[begin MATERIALS PROVIDED]

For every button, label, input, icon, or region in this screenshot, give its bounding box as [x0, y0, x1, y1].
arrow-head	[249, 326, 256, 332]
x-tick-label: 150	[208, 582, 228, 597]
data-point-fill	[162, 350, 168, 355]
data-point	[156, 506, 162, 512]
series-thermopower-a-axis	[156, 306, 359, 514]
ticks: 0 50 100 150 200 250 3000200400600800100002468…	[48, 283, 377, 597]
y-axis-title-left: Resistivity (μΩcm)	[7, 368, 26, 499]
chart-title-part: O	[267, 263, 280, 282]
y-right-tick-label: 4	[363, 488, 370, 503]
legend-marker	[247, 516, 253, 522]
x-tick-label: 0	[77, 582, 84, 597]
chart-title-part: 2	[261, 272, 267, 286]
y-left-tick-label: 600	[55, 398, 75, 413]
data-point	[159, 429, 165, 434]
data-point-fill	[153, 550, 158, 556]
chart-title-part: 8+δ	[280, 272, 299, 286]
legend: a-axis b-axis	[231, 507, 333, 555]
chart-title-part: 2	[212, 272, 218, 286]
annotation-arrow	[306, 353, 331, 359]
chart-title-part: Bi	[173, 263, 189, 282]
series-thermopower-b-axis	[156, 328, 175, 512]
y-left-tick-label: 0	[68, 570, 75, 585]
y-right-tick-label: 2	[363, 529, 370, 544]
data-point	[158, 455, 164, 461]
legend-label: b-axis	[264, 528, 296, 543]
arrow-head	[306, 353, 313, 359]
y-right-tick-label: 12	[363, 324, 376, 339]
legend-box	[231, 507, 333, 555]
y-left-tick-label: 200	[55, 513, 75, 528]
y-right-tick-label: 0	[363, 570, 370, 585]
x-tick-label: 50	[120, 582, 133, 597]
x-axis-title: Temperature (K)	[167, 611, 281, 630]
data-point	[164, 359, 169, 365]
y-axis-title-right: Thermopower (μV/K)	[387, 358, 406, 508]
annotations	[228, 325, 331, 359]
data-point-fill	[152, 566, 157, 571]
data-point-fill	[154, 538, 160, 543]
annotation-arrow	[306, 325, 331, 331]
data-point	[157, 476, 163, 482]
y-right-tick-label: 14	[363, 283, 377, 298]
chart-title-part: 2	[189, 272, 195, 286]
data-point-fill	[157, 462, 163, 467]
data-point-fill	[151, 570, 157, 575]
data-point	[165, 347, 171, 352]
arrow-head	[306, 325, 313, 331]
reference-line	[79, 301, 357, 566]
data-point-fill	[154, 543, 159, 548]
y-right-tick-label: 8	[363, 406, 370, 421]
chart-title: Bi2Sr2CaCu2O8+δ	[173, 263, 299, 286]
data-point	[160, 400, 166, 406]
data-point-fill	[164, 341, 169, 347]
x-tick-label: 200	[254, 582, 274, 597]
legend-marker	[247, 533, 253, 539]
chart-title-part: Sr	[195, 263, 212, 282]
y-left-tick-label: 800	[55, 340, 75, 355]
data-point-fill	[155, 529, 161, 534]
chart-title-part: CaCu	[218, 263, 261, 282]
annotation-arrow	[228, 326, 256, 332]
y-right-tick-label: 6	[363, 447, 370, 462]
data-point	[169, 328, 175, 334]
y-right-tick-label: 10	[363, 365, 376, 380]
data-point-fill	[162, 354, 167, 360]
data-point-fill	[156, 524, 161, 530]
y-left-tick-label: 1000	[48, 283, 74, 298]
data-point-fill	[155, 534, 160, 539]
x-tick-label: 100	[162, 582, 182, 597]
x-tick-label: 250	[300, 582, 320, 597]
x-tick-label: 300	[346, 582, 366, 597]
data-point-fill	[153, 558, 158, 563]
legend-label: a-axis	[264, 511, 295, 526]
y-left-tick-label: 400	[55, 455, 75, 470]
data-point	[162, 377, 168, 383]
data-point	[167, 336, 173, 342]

[end MATERIALS PROVIDED]

Copy every entry above line for line, with no changes.

◆ OUTPUT OF THE EXERCISE
For every button, label, input, icon, or region in this screenshot, give its bounding box as [x0, y0, x1, y1].
arrow-head	[249, 326, 256, 332]
x-tick-label: 150	[208, 582, 228, 597]
data-point-fill	[162, 350, 168, 355]
data-point	[156, 506, 162, 512]
series-thermopower-a-axis	[156, 306, 359, 514]
ticks: 0 50 100 150 200 250 3000200400600800100002468…	[48, 283, 377, 597]
y-axis-title-left: Resistivity (μΩcm)	[7, 368, 26, 499]
chart-title-part: O	[267, 263, 280, 282]
y-right-tick-label: 4	[363, 488, 370, 503]
legend-marker	[247, 516, 253, 522]
x-tick-label: 0	[77, 582, 84, 597]
chart-title-part: 2	[261, 272, 267, 286]
y-left-tick-label: 600	[55, 398, 75, 413]
data-point	[159, 429, 165, 434]
data-point-fill	[153, 550, 158, 556]
chart-title-part: 8+δ	[280, 272, 299, 286]
legend: a-axis b-axis	[231, 507, 333, 555]
chart-title-part: 2	[212, 272, 218, 286]
annotation-arrow	[306, 353, 331, 359]
chart-title-part: Bi	[173, 263, 189, 282]
series-thermopower-b-axis	[156, 328, 175, 512]
y-left-tick-label: 0	[68, 570, 75, 585]
y-right-tick-label: 2	[363, 529, 370, 544]
data-point	[158, 455, 164, 461]
legend-label: b-axis	[264, 528, 296, 543]
arrow-head	[306, 353, 313, 359]
y-right-tick-label: 12	[363, 324, 376, 339]
legend-box	[231, 507, 333, 555]
y-left-tick-label: 200	[55, 513, 75, 528]
y-right-tick-label: 0	[363, 570, 370, 585]
x-tick-label: 50	[120, 582, 133, 597]
x-axis-title: Temperature (K)	[167, 611, 281, 630]
data-point	[164, 359, 169, 365]
y-axis-title-right: Thermopower (μV/K)	[387, 358, 406, 508]
annotations	[228, 325, 331, 359]
data-point-fill	[152, 566, 157, 571]
data-point-fill	[154, 538, 160, 543]
annotation-arrow	[306, 325, 331, 331]
data-point	[157, 476, 163, 482]
y-right-tick-label: 14	[363, 283, 377, 298]
chart-title-part: 2	[189, 272, 195, 286]
data-point-fill	[157, 462, 163, 467]
data-point-fill	[151, 570, 157, 575]
data-point	[165, 347, 171, 352]
arrow-head	[306, 325, 313, 331]
reference-line	[79, 301, 357, 566]
data-point-fill	[154, 543, 159, 548]
y-right-tick-label: 8	[363, 406, 370, 421]
chart-title: Bi2Sr2CaCu2O8+δ	[173, 263, 299, 286]
data-point	[160, 400, 166, 406]
data-point-fill	[164, 341, 169, 347]
x-tick-label: 200	[254, 582, 274, 597]
legend-marker	[247, 533, 253, 539]
chart-title-part: Sr	[195, 263, 212, 282]
y-left-tick-label: 800	[55, 340, 75, 355]
data-point-fill	[155, 529, 161, 534]
chart-title-part: CaCu	[218, 263, 261, 282]
annotation-arrow	[228, 326, 256, 332]
y-right-tick-label: 6	[363, 447, 370, 462]
data-point	[169, 328, 175, 334]
y-right-tick-label: 10	[363, 365, 376, 380]
data-point-fill	[162, 354, 167, 360]
data-point-fill	[156, 524, 161, 530]
y-left-tick-label: 1000	[48, 283, 74, 298]
data-point-fill	[155, 534, 160, 539]
x-tick-label: 100	[162, 582, 182, 597]
x-tick-label: 250	[300, 582, 320, 597]
x-tick-label: 300	[346, 582, 366, 597]
data-point-fill	[153, 558, 158, 563]
legend-label: a-axis	[264, 511, 295, 526]
y-left-tick-label: 400	[55, 455, 75, 470]
data-point	[162, 377, 168, 383]
data-point	[167, 336, 173, 342]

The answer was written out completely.